Reproduce the listing below word for word, with no pictures.
>> Start Entries supplied
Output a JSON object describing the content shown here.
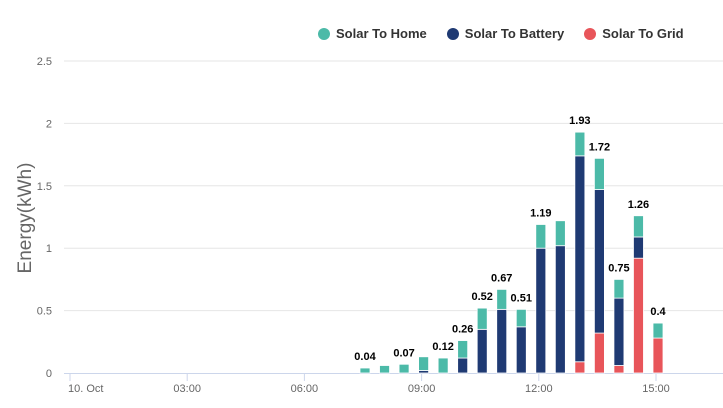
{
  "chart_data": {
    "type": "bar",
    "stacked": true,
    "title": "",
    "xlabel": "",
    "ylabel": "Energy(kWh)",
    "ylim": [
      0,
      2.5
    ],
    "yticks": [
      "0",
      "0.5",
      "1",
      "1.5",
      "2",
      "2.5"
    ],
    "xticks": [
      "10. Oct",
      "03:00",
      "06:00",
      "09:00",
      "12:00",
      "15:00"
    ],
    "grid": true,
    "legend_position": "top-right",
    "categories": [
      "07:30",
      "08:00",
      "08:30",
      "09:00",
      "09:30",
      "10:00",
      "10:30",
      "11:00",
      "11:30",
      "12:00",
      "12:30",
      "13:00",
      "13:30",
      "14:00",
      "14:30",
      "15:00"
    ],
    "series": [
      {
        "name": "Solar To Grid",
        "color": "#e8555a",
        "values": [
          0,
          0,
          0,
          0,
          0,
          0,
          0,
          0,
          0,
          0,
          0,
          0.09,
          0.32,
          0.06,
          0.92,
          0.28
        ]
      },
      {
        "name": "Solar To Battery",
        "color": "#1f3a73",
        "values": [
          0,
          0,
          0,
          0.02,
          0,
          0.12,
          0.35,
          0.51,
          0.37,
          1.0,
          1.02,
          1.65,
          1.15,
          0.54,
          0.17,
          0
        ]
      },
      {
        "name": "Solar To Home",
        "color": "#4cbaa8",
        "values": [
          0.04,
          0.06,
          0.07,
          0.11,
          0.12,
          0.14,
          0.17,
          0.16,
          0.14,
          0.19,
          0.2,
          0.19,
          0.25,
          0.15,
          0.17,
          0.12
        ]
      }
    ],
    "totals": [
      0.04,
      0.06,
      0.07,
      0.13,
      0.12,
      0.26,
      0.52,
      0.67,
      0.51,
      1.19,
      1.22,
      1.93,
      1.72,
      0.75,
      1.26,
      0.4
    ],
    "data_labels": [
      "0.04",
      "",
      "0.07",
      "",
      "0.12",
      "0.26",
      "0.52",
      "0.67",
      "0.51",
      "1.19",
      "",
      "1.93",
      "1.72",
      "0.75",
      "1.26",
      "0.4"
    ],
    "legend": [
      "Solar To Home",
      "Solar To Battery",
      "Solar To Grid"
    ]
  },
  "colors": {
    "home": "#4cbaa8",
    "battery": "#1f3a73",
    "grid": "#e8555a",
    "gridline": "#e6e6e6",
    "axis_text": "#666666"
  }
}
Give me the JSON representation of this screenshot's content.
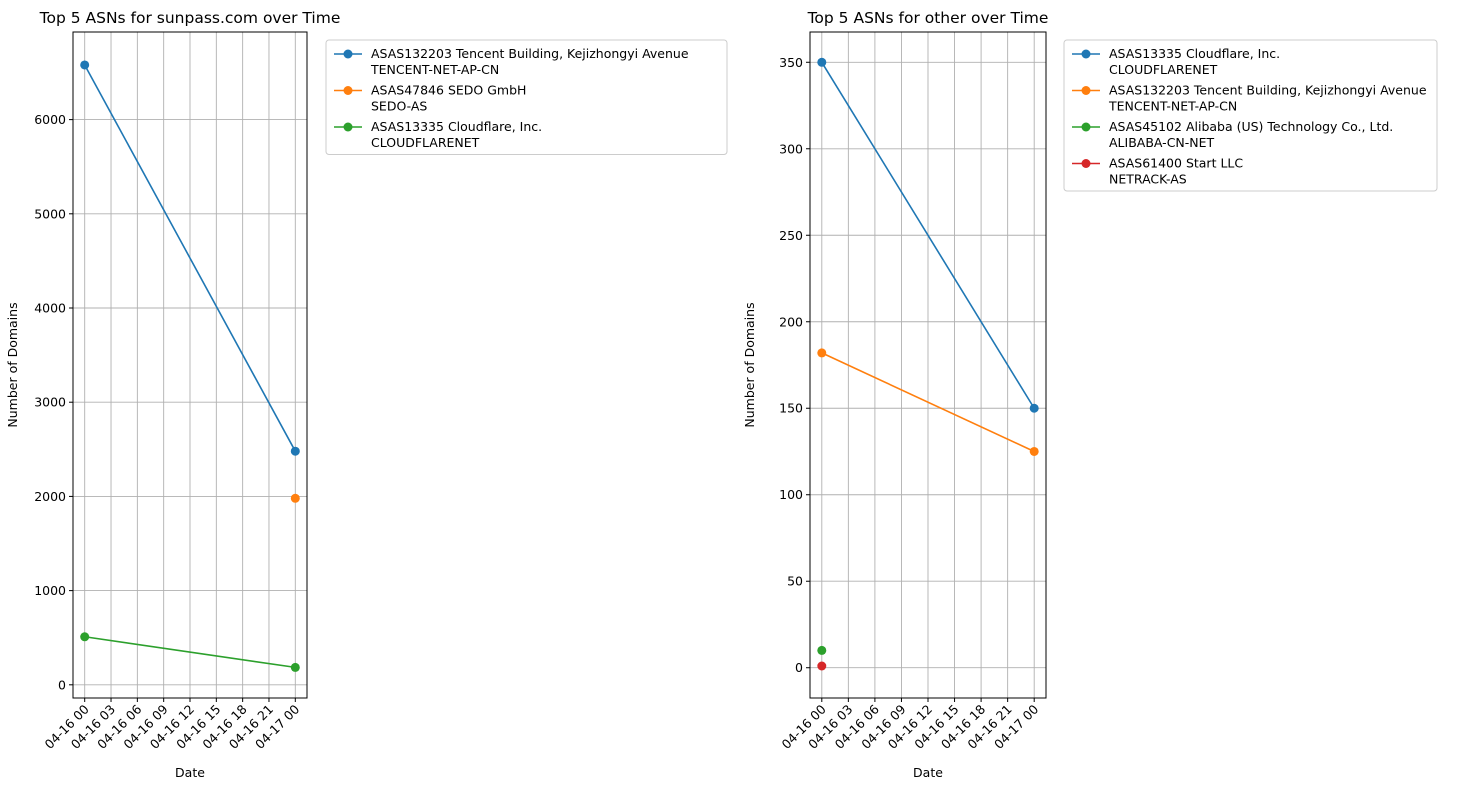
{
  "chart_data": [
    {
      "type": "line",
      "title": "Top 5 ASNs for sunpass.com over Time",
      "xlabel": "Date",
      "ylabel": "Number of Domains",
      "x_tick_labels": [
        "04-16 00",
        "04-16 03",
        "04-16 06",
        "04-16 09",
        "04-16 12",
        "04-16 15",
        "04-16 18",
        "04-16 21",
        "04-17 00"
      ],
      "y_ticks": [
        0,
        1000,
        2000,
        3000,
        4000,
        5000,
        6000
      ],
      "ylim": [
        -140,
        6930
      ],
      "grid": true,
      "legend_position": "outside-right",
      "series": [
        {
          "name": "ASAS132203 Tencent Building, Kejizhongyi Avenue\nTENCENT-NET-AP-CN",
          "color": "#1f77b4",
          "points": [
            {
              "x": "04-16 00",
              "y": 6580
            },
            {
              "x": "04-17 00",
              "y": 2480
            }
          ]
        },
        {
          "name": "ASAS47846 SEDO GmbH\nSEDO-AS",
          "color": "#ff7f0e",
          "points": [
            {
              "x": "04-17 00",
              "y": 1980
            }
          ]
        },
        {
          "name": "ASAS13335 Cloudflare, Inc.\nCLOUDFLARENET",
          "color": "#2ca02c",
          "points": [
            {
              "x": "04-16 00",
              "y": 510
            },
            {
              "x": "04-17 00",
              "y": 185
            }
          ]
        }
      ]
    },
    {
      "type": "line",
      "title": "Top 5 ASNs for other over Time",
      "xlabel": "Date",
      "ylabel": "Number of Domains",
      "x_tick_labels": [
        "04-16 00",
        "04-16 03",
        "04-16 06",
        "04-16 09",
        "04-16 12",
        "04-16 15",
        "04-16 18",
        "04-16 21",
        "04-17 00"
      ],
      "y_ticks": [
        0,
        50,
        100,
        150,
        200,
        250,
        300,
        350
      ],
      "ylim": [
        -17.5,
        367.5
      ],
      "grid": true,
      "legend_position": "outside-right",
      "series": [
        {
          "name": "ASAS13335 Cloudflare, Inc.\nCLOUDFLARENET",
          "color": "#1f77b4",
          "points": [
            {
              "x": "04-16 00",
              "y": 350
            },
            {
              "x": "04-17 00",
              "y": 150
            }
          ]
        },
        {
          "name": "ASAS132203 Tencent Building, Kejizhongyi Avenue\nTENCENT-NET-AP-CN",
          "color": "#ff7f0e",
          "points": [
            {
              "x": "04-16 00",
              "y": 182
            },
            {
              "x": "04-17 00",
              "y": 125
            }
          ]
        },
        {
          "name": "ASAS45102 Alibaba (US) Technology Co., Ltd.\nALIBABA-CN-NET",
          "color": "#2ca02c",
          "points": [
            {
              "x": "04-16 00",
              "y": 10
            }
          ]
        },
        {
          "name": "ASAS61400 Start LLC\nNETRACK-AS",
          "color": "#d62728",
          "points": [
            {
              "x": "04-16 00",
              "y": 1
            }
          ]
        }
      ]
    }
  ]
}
>> End Entries supplied
◆ Task solution:
Output a JSON object describing the content shown here.
{
  "chart_data": {
    "type": "bar",
    "stacked": true,
    "title": "",
    "xlabel": "",
    "ylabel": "Energy(kWh)",
    "ylim": [
      0,
      2.5
    ],
    "yticks": [
      "0",
      "0.5",
      "1",
      "1.5",
      "2",
      "2.5"
    ],
    "xticks": [
      "10. Oct",
      "03:00",
      "06:00",
      "09:00",
      "12:00",
      "15:00"
    ],
    "grid": true,
    "legend_position": "top-right",
    "categories": [
      "07:30",
      "08:00",
      "08:30",
      "09:00",
      "09:30",
      "10:00",
      "10:30",
      "11:00",
      "11:30",
      "12:00",
      "12:30",
      "13:00",
      "13:30",
      "14:00",
      "14:30",
      "15:00"
    ],
    "series": [
      {
        "name": "Solar To Grid",
        "color": "#e8555a",
        "values": [
          0,
          0,
          0,
          0,
          0,
          0,
          0,
          0,
          0,
          0,
          0,
          0.09,
          0.32,
          0.06,
          0.92,
          0.28
        ]
      },
      {
        "name": "Solar To Battery",
        "color": "#1f3a73",
        "values": [
          0,
          0,
          0,
          0.02,
          0,
          0.12,
          0.35,
          0.51,
          0.37,
          1.0,
          1.02,
          1.65,
          1.15,
          0.54,
          0.17,
          0
        ]
      },
      {
        "name": "Solar To Home",
        "color": "#4cbaa8",
        "values": [
          0.04,
          0.06,
          0.07,
          0.11,
          0.12,
          0.14,
          0.17,
          0.16,
          0.14,
          0.19,
          0.2,
          0.19,
          0.25,
          0.15,
          0.17,
          0.12
        ]
      }
    ],
    "totals": [
      0.04,
      0.06,
      0.07,
      0.13,
      0.12,
      0.26,
      0.52,
      0.67,
      0.51,
      1.19,
      1.22,
      1.93,
      1.72,
      0.75,
      1.26,
      0.4
    ],
    "data_labels": [
      "0.04",
      "",
      "0.07",
      "",
      "0.12",
      "0.26",
      "0.52",
      "0.67",
      "0.51",
      "1.19",
      "",
      "1.93",
      "1.72",
      "0.75",
      "1.26",
      "0.4"
    ],
    "legend": [
      "Solar To Home",
      "Solar To Battery",
      "Solar To Grid"
    ]
  },
  "colors": {
    "home": "#4cbaa8",
    "battery": "#1f3a73",
    "grid": "#e8555a",
    "gridline": "#e6e6e6",
    "axis_text": "#666666"
  }
}
Give me the JSON representation of this screenshot's content.
{
  "chart_data": [
    {
      "type": "line",
      "title": "Top 5 ASNs for sunpass.com over Time",
      "xlabel": "Date",
      "ylabel": "Number of Domains",
      "x_tick_labels": [
        "04-16 00",
        "04-16 03",
        "04-16 06",
        "04-16 09",
        "04-16 12",
        "04-16 15",
        "04-16 18",
        "04-16 21",
        "04-17 00"
      ],
      "y_ticks": [
        0,
        1000,
        2000,
        3000,
        4000,
        5000,
        6000
      ],
      "ylim": [
        -140,
        6930
      ],
      "grid": true,
      "legend_position": "outside-right",
      "series": [
        {
          "name": "ASAS132203 Tencent Building, Kejizhongyi Avenue\nTENCENT-NET-AP-CN",
          "color": "#1f77b4",
          "points": [
            {
              "x": "04-16 00",
              "y": 6580
            },
            {
              "x": "04-17 00",
              "y": 2480
            }
          ]
        },
        {
          "name": "ASAS47846 SEDO GmbH\nSEDO-AS",
          "color": "#ff7f0e",
          "points": [
            {
              "x": "04-17 00",
              "y": 1980
            }
          ]
        },
        {
          "name": "ASAS13335 Cloudflare, Inc.\nCLOUDFLARENET",
          "color": "#2ca02c",
          "points": [
            {
              "x": "04-16 00",
              "y": 510
            },
            {
              "x": "04-17 00",
              "y": 185
            }
          ]
        }
      ]
    },
    {
      "type": "line",
      "title": "Top 5 ASNs for other over Time",
      "xlabel": "Date",
      "ylabel": "Number of Domains",
      "x_tick_labels": [
        "04-16 00",
        "04-16 03",
        "04-16 06",
        "04-16 09",
        "04-16 12",
        "04-16 15",
        "04-16 18",
        "04-16 21",
        "04-17 00"
      ],
      "y_ticks": [
        0,
        50,
        100,
        150,
        200,
        250,
        300,
        350
      ],
      "ylim": [
        -17.5,
        367.5
      ],
      "grid": true,
      "legend_position": "outside-right",
      "series": [
        {
          "name": "ASAS13335 Cloudflare, Inc.\nCLOUDFLARENET",
          "color": "#1f77b4",
          "points": [
            {
              "x": "04-16 00",
              "y": 350
            },
            {
              "x": "04-17 00",
              "y": 150
            }
          ]
        },
        {
          "name": "ASAS132203 Tencent Building, Kejizhongyi Avenue\nTENCENT-NET-AP-CN",
          "color": "#ff7f0e",
          "points": [
            {
              "x": "04-16 00",
              "y": 182
            },
            {
              "x": "04-17 00",
              "y": 125
            }
          ]
        },
        {
          "name": "ASAS45102 Alibaba (US) Technology Co., Ltd.\nALIBABA-CN-NET",
          "color": "#2ca02c",
          "points": [
            {
              "x": "04-16 00",
              "y": 10
            }
          ]
        },
        {
          "name": "ASAS61400 Start LLC\nNETRACK-AS",
          "color": "#d62728",
          "points": [
            {
              "x": "04-16 00",
              "y": 1
            }
          ]
        }
      ]
    }
  ]
}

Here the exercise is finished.